DO THIS - Put the lines from the start of the records through the line holding "quantity-value: 1: [111, 584, 125, 609]", inclusive, into a numbered list, leaving out any blank lines.

DATASET EXTRACT -
- - - - -
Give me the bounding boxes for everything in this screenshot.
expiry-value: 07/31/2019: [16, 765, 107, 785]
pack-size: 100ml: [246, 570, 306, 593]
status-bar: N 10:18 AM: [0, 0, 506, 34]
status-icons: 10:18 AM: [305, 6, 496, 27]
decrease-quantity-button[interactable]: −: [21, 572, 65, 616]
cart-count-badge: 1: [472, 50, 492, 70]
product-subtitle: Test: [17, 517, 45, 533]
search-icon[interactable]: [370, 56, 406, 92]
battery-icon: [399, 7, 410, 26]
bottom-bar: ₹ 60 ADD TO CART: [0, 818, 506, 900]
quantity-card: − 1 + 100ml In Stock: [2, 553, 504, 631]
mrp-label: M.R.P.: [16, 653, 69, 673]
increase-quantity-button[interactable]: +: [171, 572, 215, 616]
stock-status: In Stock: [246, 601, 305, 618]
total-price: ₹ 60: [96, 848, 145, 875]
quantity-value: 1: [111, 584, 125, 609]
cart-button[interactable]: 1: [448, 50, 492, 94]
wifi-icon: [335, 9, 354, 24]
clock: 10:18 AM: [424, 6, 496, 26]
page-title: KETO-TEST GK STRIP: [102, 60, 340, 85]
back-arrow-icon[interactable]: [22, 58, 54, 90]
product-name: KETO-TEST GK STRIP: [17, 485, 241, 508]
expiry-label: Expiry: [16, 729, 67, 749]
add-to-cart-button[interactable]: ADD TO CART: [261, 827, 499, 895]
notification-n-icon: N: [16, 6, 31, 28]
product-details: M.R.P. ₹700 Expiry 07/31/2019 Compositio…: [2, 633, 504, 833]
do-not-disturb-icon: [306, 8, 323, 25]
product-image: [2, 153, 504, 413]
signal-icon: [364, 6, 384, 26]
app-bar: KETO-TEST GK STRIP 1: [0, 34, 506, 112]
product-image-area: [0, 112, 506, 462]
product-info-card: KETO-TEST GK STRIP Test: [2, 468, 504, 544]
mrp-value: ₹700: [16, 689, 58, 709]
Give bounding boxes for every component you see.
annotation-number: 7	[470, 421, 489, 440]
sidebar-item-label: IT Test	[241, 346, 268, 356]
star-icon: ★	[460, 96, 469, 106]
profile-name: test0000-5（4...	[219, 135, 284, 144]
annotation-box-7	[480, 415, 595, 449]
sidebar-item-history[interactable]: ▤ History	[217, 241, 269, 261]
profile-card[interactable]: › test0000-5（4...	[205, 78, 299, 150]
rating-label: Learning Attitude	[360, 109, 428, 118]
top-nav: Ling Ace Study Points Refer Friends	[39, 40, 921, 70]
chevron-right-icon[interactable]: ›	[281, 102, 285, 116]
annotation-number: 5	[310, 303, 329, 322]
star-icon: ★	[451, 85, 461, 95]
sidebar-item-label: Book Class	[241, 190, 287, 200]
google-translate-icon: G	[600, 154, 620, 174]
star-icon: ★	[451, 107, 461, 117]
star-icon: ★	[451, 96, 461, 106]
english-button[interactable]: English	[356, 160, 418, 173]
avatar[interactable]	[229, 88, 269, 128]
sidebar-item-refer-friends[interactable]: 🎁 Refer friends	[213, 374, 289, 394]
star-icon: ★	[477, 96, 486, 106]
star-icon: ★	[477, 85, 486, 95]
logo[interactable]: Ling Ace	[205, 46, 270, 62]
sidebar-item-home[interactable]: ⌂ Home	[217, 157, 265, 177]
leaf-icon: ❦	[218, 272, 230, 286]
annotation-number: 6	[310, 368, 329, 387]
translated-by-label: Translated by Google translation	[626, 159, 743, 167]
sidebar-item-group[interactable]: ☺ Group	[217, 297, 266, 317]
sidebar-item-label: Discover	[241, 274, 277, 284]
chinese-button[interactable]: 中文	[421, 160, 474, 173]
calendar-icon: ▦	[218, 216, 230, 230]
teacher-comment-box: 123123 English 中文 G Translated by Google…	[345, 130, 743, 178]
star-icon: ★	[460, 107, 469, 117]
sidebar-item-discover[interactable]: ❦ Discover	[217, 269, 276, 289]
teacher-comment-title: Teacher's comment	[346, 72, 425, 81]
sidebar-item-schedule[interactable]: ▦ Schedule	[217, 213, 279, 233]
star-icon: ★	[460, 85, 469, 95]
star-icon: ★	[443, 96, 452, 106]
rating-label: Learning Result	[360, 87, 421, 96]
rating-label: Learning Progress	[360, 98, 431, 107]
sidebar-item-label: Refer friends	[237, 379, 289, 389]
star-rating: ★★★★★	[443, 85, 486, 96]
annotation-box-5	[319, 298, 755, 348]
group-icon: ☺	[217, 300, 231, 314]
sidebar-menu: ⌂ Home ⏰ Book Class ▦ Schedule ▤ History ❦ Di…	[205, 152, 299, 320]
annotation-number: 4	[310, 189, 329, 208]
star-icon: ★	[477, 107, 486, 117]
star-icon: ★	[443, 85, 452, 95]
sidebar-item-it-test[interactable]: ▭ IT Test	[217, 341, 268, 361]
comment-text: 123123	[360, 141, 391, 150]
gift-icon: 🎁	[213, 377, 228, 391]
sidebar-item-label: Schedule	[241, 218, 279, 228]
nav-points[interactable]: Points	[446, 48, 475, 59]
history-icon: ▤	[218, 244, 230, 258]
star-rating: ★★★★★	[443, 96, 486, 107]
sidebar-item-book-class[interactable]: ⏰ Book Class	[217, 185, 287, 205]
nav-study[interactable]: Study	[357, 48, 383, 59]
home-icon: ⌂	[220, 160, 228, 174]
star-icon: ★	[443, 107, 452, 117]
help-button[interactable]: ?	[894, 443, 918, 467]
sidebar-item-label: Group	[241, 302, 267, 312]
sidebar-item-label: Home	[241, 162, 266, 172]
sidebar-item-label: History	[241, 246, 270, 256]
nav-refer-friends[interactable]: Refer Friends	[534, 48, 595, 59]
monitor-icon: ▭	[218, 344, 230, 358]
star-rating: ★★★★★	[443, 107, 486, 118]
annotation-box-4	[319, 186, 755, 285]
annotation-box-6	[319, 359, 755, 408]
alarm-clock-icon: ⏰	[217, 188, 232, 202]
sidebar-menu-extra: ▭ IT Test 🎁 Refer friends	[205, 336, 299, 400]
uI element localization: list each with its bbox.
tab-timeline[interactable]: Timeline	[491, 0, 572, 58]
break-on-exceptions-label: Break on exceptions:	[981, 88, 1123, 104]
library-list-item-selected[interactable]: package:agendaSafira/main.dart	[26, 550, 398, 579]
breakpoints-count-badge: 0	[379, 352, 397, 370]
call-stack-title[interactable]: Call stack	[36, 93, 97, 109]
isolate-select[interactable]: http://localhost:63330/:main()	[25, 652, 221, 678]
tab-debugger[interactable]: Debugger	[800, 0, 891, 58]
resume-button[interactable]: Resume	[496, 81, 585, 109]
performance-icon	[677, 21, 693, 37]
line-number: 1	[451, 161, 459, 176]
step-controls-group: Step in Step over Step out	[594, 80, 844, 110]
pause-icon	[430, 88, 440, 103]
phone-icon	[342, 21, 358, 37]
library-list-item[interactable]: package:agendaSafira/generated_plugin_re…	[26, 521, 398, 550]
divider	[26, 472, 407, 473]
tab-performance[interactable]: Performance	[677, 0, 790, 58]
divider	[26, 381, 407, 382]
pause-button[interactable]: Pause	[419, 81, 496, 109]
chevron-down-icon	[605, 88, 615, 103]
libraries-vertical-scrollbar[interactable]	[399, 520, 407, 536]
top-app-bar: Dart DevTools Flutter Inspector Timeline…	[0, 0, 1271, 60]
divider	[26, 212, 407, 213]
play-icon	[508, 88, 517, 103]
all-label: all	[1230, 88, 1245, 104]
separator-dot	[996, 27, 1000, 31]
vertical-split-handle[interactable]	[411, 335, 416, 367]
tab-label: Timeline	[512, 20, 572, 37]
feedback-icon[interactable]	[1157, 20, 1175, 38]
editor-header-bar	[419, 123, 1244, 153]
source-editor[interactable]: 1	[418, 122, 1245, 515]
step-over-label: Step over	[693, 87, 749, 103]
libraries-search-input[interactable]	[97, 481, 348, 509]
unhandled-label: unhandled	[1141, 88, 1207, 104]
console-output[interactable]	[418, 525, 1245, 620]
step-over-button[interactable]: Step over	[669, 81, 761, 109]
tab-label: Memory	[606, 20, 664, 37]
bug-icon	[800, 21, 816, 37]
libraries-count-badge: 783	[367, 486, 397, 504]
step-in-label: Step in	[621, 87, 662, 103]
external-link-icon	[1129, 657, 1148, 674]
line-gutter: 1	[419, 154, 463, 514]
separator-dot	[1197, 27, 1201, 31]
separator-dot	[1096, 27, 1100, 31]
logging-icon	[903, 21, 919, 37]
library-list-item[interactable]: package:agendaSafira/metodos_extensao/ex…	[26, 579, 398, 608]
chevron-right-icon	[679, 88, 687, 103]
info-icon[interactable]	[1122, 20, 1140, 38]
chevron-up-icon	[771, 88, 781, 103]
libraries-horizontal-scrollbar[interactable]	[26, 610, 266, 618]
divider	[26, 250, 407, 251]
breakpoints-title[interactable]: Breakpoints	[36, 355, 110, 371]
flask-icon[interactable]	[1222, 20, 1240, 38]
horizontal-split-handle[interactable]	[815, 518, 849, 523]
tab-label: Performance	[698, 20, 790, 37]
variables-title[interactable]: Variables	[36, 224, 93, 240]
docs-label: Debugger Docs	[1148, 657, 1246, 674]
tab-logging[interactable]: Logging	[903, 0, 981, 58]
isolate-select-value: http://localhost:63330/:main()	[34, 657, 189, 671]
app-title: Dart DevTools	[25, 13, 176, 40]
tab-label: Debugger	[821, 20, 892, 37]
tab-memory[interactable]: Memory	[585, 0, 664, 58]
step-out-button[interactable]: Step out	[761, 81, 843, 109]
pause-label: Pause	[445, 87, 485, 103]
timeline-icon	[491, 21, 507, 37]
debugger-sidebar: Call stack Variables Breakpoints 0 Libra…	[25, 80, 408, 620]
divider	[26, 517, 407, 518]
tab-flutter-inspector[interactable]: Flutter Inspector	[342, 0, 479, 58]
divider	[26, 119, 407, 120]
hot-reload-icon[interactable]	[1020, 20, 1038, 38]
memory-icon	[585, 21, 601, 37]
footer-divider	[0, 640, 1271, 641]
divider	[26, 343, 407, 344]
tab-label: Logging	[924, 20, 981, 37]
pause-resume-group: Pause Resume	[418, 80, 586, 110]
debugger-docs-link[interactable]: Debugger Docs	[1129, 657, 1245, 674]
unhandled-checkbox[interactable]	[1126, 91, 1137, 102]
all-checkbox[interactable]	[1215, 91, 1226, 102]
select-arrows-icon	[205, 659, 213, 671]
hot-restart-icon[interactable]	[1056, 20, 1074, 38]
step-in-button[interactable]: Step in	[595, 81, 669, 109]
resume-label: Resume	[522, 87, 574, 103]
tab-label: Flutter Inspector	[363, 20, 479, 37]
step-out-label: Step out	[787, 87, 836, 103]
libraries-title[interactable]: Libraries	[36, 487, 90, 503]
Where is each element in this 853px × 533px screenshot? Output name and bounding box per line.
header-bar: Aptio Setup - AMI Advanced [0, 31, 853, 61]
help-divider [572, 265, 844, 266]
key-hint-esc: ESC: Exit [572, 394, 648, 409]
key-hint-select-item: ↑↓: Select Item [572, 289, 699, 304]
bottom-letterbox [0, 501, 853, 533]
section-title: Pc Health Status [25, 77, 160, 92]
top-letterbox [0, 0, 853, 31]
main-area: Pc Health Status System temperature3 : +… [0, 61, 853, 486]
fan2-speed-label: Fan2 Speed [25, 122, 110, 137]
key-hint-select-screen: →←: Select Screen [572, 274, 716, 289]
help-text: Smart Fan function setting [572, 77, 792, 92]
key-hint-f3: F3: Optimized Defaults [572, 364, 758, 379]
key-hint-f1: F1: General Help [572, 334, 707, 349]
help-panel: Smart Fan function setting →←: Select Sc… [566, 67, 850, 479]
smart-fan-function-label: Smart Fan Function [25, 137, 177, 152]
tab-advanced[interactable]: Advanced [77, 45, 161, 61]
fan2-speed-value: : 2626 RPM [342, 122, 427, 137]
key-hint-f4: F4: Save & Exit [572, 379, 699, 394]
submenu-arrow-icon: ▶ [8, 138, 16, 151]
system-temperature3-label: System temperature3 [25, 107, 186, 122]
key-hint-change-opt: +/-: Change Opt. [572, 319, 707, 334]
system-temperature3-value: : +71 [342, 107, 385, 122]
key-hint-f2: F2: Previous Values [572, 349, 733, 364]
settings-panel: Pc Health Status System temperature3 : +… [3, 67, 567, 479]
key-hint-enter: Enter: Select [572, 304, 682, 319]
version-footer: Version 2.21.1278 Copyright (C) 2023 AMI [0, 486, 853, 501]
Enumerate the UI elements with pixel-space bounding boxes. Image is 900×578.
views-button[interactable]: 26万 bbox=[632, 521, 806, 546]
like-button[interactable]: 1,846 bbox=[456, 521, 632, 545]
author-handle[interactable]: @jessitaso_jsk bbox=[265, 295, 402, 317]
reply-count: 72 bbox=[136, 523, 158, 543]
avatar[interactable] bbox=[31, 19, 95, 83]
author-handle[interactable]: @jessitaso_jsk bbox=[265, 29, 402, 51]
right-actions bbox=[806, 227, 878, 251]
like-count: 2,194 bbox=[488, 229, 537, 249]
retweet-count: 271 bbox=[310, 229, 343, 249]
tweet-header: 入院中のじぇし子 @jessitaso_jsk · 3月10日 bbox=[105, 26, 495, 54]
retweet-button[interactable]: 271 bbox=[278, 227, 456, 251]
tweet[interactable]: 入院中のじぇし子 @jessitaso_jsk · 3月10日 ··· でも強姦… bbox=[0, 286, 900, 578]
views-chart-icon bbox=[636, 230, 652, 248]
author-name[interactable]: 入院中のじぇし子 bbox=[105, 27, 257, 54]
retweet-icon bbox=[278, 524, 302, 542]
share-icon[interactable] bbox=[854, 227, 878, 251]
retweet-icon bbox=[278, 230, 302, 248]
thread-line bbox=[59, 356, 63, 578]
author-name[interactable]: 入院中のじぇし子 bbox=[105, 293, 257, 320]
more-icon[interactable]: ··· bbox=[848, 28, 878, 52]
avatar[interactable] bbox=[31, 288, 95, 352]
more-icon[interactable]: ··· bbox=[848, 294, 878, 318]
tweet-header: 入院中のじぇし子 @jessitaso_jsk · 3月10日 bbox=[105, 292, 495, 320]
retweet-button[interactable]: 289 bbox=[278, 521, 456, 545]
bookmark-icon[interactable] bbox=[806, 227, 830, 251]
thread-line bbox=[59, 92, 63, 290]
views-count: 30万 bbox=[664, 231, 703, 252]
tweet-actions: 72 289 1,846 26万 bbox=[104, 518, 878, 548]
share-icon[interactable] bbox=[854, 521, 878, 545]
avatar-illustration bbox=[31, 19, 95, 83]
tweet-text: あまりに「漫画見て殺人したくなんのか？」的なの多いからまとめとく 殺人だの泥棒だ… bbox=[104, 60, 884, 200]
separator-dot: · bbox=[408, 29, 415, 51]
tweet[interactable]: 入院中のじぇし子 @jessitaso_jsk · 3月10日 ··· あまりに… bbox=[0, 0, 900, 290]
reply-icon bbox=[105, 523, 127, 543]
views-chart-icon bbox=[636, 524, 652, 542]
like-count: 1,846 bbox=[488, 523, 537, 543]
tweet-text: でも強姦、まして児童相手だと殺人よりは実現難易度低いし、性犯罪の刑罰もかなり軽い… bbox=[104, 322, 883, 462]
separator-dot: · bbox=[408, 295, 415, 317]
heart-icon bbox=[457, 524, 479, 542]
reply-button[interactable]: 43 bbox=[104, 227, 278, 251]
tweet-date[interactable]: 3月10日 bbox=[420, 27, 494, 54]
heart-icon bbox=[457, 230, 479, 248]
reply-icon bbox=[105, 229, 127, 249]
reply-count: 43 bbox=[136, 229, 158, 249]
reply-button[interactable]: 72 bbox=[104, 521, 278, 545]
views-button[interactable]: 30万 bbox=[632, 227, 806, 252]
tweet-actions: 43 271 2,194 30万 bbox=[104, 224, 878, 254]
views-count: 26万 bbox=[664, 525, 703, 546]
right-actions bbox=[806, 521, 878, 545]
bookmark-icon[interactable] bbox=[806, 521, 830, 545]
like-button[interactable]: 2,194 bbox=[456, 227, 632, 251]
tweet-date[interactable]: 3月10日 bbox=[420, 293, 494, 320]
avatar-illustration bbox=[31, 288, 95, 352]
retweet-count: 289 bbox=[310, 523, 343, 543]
- - - - -
RESPONSE -
1. Give me the bounding boxes for everything in this screenshot.
2. expiry-value: 07/31/2019: [16, 765, 107, 785]
3. pack-size: 100ml: [246, 570, 306, 593]
4. status-bar: N 10:18 AM: [0, 0, 506, 34]
5. status-icons: 10:18 AM: [305, 6, 496, 27]
6. decrease-quantity-button[interactable]: −: [21, 572, 65, 616]
7. cart-count-badge: 1: [472, 50, 492, 70]
8. product-subtitle: Test: [17, 517, 45, 533]
9. search-icon[interactable]: [370, 56, 406, 92]
10. battery-icon: [399, 7, 410, 26]
11. bottom-bar: ₹ 60 ADD TO CART: [0, 818, 506, 900]
12. quantity-card: − 1 + 100ml In Stock: [2, 553, 504, 631]
13. mrp-label: M.R.P.: [16, 653, 69, 673]
14. increase-quantity-button[interactable]: +: [171, 572, 215, 616]
15. stock-status: In Stock: [246, 601, 305, 618]
16. total-price: ₹ 60: [96, 848, 145, 875]
17. quantity-value: 1: [111, 584, 125, 609]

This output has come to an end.